--- Start ---

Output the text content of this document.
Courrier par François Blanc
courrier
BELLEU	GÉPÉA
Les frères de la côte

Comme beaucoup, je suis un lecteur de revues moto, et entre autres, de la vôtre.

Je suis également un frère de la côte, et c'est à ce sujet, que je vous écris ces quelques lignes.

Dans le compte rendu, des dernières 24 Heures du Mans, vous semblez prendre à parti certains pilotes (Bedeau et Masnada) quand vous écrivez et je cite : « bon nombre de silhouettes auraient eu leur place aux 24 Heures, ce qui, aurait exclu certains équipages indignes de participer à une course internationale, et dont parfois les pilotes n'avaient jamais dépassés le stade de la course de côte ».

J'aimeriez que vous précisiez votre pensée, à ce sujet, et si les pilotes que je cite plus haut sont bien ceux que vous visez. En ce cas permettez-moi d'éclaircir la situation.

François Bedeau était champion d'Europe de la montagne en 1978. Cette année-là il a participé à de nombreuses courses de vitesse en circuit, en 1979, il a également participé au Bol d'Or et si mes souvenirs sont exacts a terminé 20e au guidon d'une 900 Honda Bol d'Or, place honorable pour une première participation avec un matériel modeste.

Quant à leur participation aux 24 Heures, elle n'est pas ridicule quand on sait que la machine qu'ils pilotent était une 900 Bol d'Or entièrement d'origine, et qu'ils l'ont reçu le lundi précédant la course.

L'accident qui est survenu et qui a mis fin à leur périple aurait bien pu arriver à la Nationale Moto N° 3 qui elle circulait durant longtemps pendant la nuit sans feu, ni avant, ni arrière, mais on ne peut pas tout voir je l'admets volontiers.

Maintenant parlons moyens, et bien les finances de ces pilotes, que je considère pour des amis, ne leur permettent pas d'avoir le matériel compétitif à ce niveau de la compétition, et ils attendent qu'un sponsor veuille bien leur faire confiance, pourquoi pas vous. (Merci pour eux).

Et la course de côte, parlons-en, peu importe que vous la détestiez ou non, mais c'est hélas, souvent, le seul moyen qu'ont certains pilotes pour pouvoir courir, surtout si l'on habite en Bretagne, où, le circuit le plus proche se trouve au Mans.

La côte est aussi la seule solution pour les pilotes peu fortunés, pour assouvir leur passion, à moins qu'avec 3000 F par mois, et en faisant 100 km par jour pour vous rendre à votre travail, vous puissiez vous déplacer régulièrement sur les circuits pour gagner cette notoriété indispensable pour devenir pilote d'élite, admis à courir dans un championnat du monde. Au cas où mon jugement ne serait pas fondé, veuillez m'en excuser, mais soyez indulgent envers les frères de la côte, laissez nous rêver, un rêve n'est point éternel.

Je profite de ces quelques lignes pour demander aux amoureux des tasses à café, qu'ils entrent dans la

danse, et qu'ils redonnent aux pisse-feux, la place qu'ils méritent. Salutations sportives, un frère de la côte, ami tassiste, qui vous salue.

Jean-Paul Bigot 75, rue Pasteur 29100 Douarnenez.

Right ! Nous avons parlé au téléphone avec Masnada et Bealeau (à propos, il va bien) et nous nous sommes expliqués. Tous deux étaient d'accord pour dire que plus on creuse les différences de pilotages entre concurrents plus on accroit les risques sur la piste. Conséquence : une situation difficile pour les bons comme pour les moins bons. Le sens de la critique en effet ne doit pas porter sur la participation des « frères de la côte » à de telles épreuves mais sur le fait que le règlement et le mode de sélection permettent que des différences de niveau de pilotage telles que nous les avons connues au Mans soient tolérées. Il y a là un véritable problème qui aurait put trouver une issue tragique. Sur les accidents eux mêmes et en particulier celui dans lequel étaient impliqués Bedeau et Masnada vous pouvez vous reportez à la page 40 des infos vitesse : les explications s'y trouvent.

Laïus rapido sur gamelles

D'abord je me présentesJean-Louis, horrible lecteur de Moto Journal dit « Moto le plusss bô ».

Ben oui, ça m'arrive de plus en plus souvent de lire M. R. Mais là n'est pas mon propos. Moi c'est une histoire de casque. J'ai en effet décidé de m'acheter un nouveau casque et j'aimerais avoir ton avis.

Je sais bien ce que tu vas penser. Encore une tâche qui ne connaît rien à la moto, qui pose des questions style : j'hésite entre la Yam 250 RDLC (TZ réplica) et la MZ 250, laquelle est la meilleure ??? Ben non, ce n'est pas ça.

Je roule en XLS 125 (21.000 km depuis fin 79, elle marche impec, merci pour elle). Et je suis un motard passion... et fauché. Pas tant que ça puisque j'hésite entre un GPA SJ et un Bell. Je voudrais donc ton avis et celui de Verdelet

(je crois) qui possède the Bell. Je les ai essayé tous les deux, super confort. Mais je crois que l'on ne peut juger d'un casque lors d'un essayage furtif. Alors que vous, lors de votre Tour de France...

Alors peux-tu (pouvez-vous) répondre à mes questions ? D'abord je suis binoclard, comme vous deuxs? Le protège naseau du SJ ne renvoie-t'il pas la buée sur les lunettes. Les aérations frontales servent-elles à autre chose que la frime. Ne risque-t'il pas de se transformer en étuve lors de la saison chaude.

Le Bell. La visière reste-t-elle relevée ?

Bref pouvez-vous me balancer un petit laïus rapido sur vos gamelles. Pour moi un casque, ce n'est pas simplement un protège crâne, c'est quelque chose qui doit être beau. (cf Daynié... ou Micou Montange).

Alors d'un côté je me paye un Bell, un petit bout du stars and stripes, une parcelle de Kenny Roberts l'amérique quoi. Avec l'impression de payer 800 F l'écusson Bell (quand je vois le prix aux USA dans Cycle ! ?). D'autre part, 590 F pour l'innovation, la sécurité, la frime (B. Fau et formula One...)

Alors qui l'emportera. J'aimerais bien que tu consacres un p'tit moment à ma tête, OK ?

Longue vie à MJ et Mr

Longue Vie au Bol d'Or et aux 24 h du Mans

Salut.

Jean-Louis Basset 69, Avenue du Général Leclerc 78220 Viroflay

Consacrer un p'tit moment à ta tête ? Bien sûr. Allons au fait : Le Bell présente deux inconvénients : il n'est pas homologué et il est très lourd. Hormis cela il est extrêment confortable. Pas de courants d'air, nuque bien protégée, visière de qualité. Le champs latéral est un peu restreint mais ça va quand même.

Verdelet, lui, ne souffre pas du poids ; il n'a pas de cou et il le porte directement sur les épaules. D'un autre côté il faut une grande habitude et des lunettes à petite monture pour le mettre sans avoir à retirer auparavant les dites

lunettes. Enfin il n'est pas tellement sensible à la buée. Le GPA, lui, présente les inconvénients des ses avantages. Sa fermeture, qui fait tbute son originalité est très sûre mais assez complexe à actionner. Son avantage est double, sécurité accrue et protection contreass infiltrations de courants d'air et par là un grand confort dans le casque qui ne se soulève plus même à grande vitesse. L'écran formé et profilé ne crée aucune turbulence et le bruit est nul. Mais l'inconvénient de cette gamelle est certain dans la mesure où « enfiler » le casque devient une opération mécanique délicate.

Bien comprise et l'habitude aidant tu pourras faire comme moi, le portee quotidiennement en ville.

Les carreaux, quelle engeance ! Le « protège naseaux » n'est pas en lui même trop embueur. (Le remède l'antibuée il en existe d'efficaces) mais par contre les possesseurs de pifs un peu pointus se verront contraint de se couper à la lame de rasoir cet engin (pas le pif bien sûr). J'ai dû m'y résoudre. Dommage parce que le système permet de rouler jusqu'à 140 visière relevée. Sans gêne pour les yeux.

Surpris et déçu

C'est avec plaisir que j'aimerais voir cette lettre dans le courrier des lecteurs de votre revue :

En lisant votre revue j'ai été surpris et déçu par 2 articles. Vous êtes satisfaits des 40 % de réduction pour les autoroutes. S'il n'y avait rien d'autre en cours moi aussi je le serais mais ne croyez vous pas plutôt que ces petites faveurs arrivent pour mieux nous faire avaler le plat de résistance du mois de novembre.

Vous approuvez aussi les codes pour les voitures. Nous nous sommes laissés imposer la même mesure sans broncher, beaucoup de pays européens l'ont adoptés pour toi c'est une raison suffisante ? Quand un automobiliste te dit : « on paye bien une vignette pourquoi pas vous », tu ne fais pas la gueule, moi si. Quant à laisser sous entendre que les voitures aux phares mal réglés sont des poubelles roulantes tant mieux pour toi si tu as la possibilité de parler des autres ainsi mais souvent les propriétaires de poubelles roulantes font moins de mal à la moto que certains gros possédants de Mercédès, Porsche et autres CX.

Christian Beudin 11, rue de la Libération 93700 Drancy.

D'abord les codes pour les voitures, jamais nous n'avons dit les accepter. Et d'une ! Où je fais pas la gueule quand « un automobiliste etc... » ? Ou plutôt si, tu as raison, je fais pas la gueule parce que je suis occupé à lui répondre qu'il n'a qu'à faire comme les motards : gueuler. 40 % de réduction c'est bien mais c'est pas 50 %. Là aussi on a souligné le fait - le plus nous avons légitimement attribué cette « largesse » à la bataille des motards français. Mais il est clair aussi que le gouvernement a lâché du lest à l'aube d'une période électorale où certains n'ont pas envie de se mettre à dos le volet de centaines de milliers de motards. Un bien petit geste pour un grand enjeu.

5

--- End ---

**DIRECTION**
Within the listing above, work out how many lines contain the string "hésite", and reply with that number only.

**WORKED ANSWER**
2